• **PROBLEM REQUIREMENTS**
In the copy, keep every record exact and leave out all images.

• **DATASET RECORDS**
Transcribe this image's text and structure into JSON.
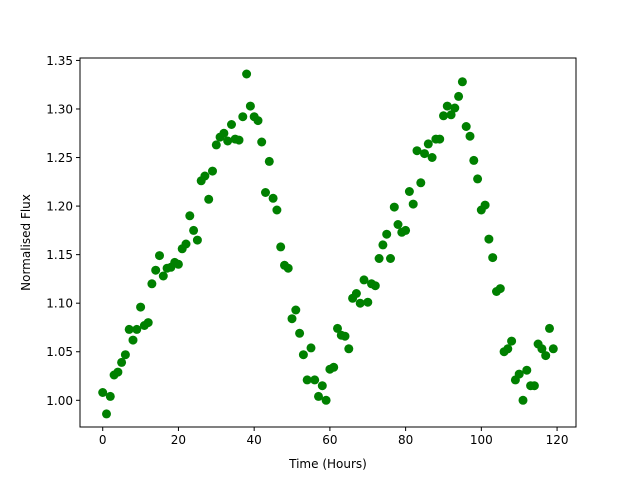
{
  "chart_data": {
    "type": "scatter",
    "xlabel": "Time (Hours)",
    "ylabel": "Normalised Flux",
    "xlim": [
      -6,
      125
    ],
    "ylim": [
      0.9725,
      1.3525
    ],
    "xticks": [
      0,
      20,
      40,
      60,
      80,
      100,
      120
    ],
    "yticks": [
      1.0,
      1.05,
      1.1,
      1.15,
      1.2,
      1.25,
      1.3,
      1.35
    ],
    "ytick_labels": [
      "1.00",
      "1.05",
      "1.10",
      "1.15",
      "1.20",
      "1.25",
      "1.30",
      "1.35"
    ],
    "grid": false,
    "marker_color": "#008000",
    "points": [
      [
        0.0,
        1.008
      ],
      [
        1.0,
        0.986
      ],
      [
        2.0,
        1.004
      ],
      [
        3.0,
        1.026
      ],
      [
        4.0,
        1.029
      ],
      [
        5.0,
        1.039
      ],
      [
        6.0,
        1.047
      ],
      [
        7.0,
        1.073
      ],
      [
        8.0,
        1.062
      ],
      [
        9.0,
        1.073
      ],
      [
        10.0,
        1.096
      ],
      [
        11.0,
        1.077
      ],
      [
        12.0,
        1.08
      ],
      [
        13.0,
        1.12
      ],
      [
        14.0,
        1.134
      ],
      [
        15.0,
        1.149
      ],
      [
        16.0,
        1.128
      ],
      [
        17.0,
        1.136
      ],
      [
        18.0,
        1.137
      ],
      [
        19.0,
        1.142
      ],
      [
        20.0,
        1.14
      ],
      [
        21.0,
        1.156
      ],
      [
        22.0,
        1.161
      ],
      [
        23.0,
        1.19
      ],
      [
        24.0,
        1.175
      ],
      [
        25.0,
        1.165
      ],
      [
        26.0,
        1.226
      ],
      [
        27.0,
        1.231
      ],
      [
        28.0,
        1.207
      ],
      [
        29.0,
        1.236
      ],
      [
        30.0,
        1.263
      ],
      [
        31.0,
        1.271
      ],
      [
        32.0,
        1.275
      ],
      [
        33.0,
        1.267
      ],
      [
        34.0,
        1.284
      ],
      [
        35.0,
        1.269
      ],
      [
        36.0,
        1.268
      ],
      [
        37.0,
        1.292
      ],
      [
        38.0,
        1.336
      ],
      [
        39.0,
        1.303
      ],
      [
        40.0,
        1.292
      ],
      [
        41.0,
        1.288
      ],
      [
        42.0,
        1.266
      ],
      [
        43.0,
        1.214
      ],
      [
        44.0,
        1.246
      ],
      [
        45.0,
        1.208
      ],
      [
        46.0,
        1.196
      ],
      [
        47.0,
        1.158
      ],
      [
        48.0,
        1.139
      ],
      [
        49.0,
        1.136
      ],
      [
        50.0,
        1.084
      ],
      [
        51.0,
        1.093
      ],
      [
        52.0,
        1.069
      ],
      [
        53.0,
        1.047
      ],
      [
        54.0,
        1.021
      ],
      [
        55.0,
        1.054
      ],
      [
        56.0,
        1.021
      ],
      [
        57.0,
        1.004
      ],
      [
        58.0,
        1.015
      ],
      [
        59.0,
        1.0
      ],
      [
        60.0,
        1.032
      ],
      [
        61.0,
        1.034
      ],
      [
        62.0,
        1.074
      ],
      [
        63.0,
        1.067
      ],
      [
        64.0,
        1.066
      ],
      [
        65.0,
        1.053
      ],
      [
        66.0,
        1.105
      ],
      [
        67.0,
        1.11
      ],
      [
        68.0,
        1.1
      ],
      [
        69.0,
        1.124
      ],
      [
        70.0,
        1.101
      ],
      [
        71.0,
        1.12
      ],
      [
        72.0,
        1.118
      ],
      [
        73.0,
        1.146
      ],
      [
        74.0,
        1.16
      ],
      [
        75.0,
        1.171
      ],
      [
        76.0,
        1.146
      ],
      [
        77.0,
        1.199
      ],
      [
        78.0,
        1.181
      ],
      [
        79.0,
        1.173
      ],
      [
        80.0,
        1.175
      ],
      [
        81.0,
        1.215
      ],
      [
        82.0,
        1.202
      ],
      [
        83.0,
        1.257
      ],
      [
        84.0,
        1.224
      ],
      [
        85.0,
        1.254
      ],
      [
        86.0,
        1.264
      ],
      [
        87.0,
        1.25
      ],
      [
        88.0,
        1.269
      ],
      [
        89.0,
        1.269
      ],
      [
        90.0,
        1.293
      ],
      [
        91.0,
        1.303
      ],
      [
        92.0,
        1.294
      ],
      [
        93.0,
        1.301
      ],
      [
        94.0,
        1.313
      ],
      [
        95.0,
        1.328
      ],
      [
        96.0,
        1.282
      ],
      [
        97.0,
        1.272
      ],
      [
        98.0,
        1.247
      ],
      [
        99.0,
        1.228
      ],
      [
        100.0,
        1.196
      ],
      [
        101.0,
        1.201
      ],
      [
        102.0,
        1.166
      ],
      [
        103.0,
        1.147
      ],
      [
        104.0,
        1.112
      ],
      [
        105.0,
        1.115
      ],
      [
        106.0,
        1.05
      ],
      [
        107.0,
        1.053
      ],
      [
        108.0,
        1.061
      ],
      [
        109.0,
        1.021
      ],
      [
        110.0,
        1.027
      ],
      [
        111.0,
        1.0
      ],
      [
        112.0,
        1.031
      ],
      [
        113.0,
        1.015
      ],
      [
        114.0,
        1.015
      ],
      [
        115.0,
        1.058
      ],
      [
        116.0,
        1.053
      ],
      [
        117.0,
        1.046
      ],
      [
        118.0,
        1.074
      ],
      [
        119.0,
        1.053
      ]
    ]
  }
}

• **ANSWER TO THE EXERCISE**
Transcribe this image's text and structure into JSON.
{
  "chart_data": {
    "type": "scatter",
    "xlabel": "Time (Hours)",
    "ylabel": "Normalised Flux",
    "xlim": [
      -6,
      125
    ],
    "ylim": [
      0.9725,
      1.3525
    ],
    "xticks": [
      0,
      20,
      40,
      60,
      80,
      100,
      120
    ],
    "yticks": [
      1.0,
      1.05,
      1.1,
      1.15,
      1.2,
      1.25,
      1.3,
      1.35
    ],
    "ytick_labels": [
      "1.00",
      "1.05",
      "1.10",
      "1.15",
      "1.20",
      "1.25",
      "1.30",
      "1.35"
    ],
    "grid": false,
    "marker_color": "#008000",
    "points": [
      [
        0.0,
        1.008
      ],
      [
        1.0,
        0.986
      ],
      [
        2.0,
        1.004
      ],
      [
        3.0,
        1.026
      ],
      [
        4.0,
        1.029
      ],
      [
        5.0,
        1.039
      ],
      [
        6.0,
        1.047
      ],
      [
        7.0,
        1.073
      ],
      [
        8.0,
        1.062
      ],
      [
        9.0,
        1.073
      ],
      [
        10.0,
        1.096
      ],
      [
        11.0,
        1.077
      ],
      [
        12.0,
        1.08
      ],
      [
        13.0,
        1.12
      ],
      [
        14.0,
        1.134
      ],
      [
        15.0,
        1.149
      ],
      [
        16.0,
        1.128
      ],
      [
        17.0,
        1.136
      ],
      [
        18.0,
        1.137
      ],
      [
        19.0,
        1.142
      ],
      [
        20.0,
        1.14
      ],
      [
        21.0,
        1.156
      ],
      [
        22.0,
        1.161
      ],
      [
        23.0,
        1.19
      ],
      [
        24.0,
        1.175
      ],
      [
        25.0,
        1.165
      ],
      [
        26.0,
        1.226
      ],
      [
        27.0,
        1.231
      ],
      [
        28.0,
        1.207
      ],
      [
        29.0,
        1.236
      ],
      [
        30.0,
        1.263
      ],
      [
        31.0,
        1.271
      ],
      [
        32.0,
        1.275
      ],
      [
        33.0,
        1.267
      ],
      [
        34.0,
        1.284
      ],
      [
        35.0,
        1.269
      ],
      [
        36.0,
        1.268
      ],
      [
        37.0,
        1.292
      ],
      [
        38.0,
        1.336
      ],
      [
        39.0,
        1.303
      ],
      [
        40.0,
        1.292
      ],
      [
        41.0,
        1.288
      ],
      [
        42.0,
        1.266
      ],
      [
        43.0,
        1.214
      ],
      [
        44.0,
        1.246
      ],
      [
        45.0,
        1.208
      ],
      [
        46.0,
        1.196
      ],
      [
        47.0,
        1.158
      ],
      [
        48.0,
        1.139
      ],
      [
        49.0,
        1.136
      ],
      [
        50.0,
        1.084
      ],
      [
        51.0,
        1.093
      ],
      [
        52.0,
        1.069
      ],
      [
        53.0,
        1.047
      ],
      [
        54.0,
        1.021
      ],
      [
        55.0,
        1.054
      ],
      [
        56.0,
        1.021
      ],
      [
        57.0,
        1.004
      ],
      [
        58.0,
        1.015
      ],
      [
        59.0,
        1.0
      ],
      [
        60.0,
        1.032
      ],
      [
        61.0,
        1.034
      ],
      [
        62.0,
        1.074
      ],
      [
        63.0,
        1.067
      ],
      [
        64.0,
        1.066
      ],
      [
        65.0,
        1.053
      ],
      [
        66.0,
        1.105
      ],
      [
        67.0,
        1.11
      ],
      [
        68.0,
        1.1
      ],
      [
        69.0,
        1.124
      ],
      [
        70.0,
        1.101
      ],
      [
        71.0,
        1.12
      ],
      [
        72.0,
        1.118
      ],
      [
        73.0,
        1.146
      ],
      [
        74.0,
        1.16
      ],
      [
        75.0,
        1.171
      ],
      [
        76.0,
        1.146
      ],
      [
        77.0,
        1.199
      ],
      [
        78.0,
        1.181
      ],
      [
        79.0,
        1.173
      ],
      [
        80.0,
        1.175
      ],
      [
        81.0,
        1.215
      ],
      [
        82.0,
        1.202
      ],
      [
        83.0,
        1.257
      ],
      [
        84.0,
        1.224
      ],
      [
        85.0,
        1.254
      ],
      [
        86.0,
        1.264
      ],
      [
        87.0,
        1.25
      ],
      [
        88.0,
        1.269
      ],
      [
        89.0,
        1.269
      ],
      [
        90.0,
        1.293
      ],
      [
        91.0,
        1.303
      ],
      [
        92.0,
        1.294
      ],
      [
        93.0,
        1.301
      ],
      [
        94.0,
        1.313
      ],
      [
        95.0,
        1.328
      ],
      [
        96.0,
        1.282
      ],
      [
        97.0,
        1.272
      ],
      [
        98.0,
        1.247
      ],
      [
        99.0,
        1.228
      ],
      [
        100.0,
        1.196
      ],
      [
        101.0,
        1.201
      ],
      [
        102.0,
        1.166
      ],
      [
        103.0,
        1.147
      ],
      [
        104.0,
        1.112
      ],
      [
        105.0,
        1.115
      ],
      [
        106.0,
        1.05
      ],
      [
        107.0,
        1.053
      ],
      [
        108.0,
        1.061
      ],
      [
        109.0,
        1.021
      ],
      [
        110.0,
        1.027
      ],
      [
        111.0,
        1.0
      ],
      [
        112.0,
        1.031
      ],
      [
        113.0,
        1.015
      ],
      [
        114.0,
        1.015
      ],
      [
        115.0,
        1.058
      ],
      [
        116.0,
        1.053
      ],
      [
        117.0,
        1.046
      ],
      [
        118.0,
        1.074
      ],
      [
        119.0,
        1.053
      ]
    ]
  }
}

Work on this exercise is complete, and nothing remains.